AVAILABLE RECORDS:
>> START

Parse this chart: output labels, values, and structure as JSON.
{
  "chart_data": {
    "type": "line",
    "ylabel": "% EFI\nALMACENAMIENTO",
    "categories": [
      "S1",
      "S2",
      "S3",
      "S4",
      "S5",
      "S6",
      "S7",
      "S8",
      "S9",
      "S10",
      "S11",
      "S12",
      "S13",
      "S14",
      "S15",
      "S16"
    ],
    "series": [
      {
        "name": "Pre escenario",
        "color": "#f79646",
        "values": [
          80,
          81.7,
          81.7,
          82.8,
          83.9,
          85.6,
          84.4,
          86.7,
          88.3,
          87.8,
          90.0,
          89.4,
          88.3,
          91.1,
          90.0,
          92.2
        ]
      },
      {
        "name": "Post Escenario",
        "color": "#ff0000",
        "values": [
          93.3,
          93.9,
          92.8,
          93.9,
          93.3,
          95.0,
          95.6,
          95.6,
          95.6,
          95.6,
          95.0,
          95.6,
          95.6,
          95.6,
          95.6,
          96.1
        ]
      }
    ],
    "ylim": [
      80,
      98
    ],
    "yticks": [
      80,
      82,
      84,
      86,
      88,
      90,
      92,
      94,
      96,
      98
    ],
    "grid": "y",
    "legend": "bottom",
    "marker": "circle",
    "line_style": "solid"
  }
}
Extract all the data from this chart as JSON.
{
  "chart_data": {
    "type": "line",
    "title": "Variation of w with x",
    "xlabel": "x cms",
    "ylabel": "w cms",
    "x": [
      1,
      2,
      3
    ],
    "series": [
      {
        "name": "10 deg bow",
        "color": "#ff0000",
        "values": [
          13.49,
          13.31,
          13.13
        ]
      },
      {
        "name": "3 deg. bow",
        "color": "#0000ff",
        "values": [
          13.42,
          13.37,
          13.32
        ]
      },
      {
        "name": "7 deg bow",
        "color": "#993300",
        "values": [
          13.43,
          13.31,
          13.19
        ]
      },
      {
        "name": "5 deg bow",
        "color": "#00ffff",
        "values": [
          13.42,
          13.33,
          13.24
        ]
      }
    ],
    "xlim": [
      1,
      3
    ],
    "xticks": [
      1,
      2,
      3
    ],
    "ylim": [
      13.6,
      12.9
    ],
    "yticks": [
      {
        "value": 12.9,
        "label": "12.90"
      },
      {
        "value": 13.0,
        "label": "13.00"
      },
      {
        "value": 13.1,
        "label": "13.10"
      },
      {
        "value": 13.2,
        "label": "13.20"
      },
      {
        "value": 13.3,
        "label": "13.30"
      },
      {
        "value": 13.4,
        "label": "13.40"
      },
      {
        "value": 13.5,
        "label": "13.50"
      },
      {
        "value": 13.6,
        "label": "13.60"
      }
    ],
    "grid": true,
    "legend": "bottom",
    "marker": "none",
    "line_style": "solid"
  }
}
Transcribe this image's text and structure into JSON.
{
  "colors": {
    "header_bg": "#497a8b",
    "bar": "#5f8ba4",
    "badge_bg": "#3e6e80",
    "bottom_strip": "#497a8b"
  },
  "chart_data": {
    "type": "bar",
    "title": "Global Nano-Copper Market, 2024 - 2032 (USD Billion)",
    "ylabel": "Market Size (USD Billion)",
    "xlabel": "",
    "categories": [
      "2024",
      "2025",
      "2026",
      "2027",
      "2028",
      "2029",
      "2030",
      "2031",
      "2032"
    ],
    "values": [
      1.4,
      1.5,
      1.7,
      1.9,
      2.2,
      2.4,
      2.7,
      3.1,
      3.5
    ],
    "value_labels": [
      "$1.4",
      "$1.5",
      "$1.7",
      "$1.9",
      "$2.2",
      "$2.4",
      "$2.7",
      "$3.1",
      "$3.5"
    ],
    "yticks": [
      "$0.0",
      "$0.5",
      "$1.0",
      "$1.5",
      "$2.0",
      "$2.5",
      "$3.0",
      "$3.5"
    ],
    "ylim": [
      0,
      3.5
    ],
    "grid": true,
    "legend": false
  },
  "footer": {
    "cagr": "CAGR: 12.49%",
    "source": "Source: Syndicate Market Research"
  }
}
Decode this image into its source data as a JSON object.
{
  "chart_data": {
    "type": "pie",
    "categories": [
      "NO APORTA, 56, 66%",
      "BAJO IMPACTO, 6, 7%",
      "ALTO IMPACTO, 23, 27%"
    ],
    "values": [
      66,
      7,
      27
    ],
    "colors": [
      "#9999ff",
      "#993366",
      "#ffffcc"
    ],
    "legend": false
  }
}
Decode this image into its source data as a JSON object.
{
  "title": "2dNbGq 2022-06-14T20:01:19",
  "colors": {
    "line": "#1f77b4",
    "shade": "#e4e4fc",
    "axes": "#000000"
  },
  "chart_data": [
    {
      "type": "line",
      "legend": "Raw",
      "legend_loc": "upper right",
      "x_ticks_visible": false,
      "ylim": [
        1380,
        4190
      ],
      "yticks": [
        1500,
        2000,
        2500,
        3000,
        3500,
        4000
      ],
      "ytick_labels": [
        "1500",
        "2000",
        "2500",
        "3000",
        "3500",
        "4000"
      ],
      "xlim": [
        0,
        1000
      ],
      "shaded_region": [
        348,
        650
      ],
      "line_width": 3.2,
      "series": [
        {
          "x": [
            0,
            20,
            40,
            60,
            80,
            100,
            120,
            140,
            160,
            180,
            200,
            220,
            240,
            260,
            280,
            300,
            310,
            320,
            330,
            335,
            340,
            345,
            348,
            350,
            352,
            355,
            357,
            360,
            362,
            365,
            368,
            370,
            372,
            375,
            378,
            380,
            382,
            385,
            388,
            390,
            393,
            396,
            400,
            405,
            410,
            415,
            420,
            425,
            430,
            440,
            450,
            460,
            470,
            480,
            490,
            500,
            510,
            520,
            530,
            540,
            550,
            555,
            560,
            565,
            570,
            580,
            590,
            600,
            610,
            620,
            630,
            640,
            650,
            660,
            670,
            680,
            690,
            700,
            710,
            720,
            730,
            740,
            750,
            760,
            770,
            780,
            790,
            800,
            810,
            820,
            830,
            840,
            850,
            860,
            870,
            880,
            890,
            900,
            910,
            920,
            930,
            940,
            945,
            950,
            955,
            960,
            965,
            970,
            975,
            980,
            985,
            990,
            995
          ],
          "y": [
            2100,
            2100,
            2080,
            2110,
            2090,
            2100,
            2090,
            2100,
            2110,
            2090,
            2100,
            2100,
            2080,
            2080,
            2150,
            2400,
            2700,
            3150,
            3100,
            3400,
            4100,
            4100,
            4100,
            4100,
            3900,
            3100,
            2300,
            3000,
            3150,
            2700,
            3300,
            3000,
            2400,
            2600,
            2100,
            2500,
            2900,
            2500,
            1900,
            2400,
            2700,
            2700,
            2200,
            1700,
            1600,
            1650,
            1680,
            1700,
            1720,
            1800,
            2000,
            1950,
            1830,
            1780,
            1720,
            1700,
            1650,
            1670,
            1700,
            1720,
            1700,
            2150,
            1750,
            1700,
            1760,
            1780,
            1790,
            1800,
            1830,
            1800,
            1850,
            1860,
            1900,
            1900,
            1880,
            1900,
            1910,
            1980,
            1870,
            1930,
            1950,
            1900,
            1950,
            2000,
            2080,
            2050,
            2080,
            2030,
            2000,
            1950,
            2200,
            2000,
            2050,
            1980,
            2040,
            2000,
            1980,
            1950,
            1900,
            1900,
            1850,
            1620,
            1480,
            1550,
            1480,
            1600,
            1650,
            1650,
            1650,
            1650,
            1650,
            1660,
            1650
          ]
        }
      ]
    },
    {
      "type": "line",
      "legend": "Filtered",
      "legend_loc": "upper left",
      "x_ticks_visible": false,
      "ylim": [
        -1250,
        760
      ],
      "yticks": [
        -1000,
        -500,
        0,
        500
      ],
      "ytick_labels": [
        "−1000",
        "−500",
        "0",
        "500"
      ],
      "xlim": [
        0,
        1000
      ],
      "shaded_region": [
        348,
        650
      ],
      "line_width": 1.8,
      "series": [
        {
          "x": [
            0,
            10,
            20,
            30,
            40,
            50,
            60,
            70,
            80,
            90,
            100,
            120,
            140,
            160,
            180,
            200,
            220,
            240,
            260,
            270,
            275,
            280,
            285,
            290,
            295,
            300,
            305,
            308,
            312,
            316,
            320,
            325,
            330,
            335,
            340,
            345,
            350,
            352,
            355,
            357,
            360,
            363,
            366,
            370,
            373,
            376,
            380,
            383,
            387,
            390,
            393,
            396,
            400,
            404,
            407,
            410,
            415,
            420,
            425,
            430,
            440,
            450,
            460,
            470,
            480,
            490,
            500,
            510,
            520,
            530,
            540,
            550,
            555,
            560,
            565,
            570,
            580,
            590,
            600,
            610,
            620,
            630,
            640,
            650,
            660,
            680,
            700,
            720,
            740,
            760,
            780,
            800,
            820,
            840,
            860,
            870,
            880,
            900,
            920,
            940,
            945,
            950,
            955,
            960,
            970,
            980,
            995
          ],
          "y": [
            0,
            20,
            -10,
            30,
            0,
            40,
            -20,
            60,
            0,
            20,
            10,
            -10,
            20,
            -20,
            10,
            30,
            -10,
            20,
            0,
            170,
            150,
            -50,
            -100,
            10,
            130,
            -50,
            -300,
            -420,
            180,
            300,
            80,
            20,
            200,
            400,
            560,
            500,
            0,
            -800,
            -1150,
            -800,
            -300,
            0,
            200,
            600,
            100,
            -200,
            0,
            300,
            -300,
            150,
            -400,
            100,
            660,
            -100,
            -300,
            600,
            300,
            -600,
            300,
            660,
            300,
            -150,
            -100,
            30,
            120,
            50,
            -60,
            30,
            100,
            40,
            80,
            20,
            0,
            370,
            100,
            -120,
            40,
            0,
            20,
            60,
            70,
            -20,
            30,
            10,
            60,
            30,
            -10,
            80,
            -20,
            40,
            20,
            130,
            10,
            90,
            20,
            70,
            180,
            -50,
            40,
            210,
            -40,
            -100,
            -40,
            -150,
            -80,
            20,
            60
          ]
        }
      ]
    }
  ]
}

>> END

YOUR OBJECTIVE:
Collect the complete line wherever the string "structure" appears in the records.

FULL SOLUTION:
Parse this chart: output labels, values, and structure as JSON.
Transcribe this image's text and structure into JSON.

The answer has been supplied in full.